Saved entries:
+---+
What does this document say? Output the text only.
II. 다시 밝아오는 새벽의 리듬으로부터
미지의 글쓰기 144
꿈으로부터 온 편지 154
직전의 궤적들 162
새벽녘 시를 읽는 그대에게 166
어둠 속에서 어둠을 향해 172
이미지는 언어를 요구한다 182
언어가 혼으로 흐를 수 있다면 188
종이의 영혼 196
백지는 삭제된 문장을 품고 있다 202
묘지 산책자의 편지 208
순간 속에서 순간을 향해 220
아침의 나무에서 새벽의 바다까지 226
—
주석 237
+---+
§ **Task**: Repeat the data precisely, reproducing every entry.

§ **Correct output**:
What does this document say? Output the text only.
II. 다시 밝아오는 새벽의 리듬으로부터
미지의 글쓰기 144
꿈으로부터 온 편지 154
직전의 궤적들 162
새벽녘 시를 읽는 그대에게 166
어둠 속에서 어둠을 향해 172
이미지는 언어를 요구한다 182
언어가 혼으로 흐를 수 있다면 188
종이의 영혼 196
백지는 삭제된 문장을 품고 있다 202
묘지 산책자의 편지 208
순간 속에서 순간을 향해 220
아침의 나무에서 새벽의 바다까지 226
—
주석 237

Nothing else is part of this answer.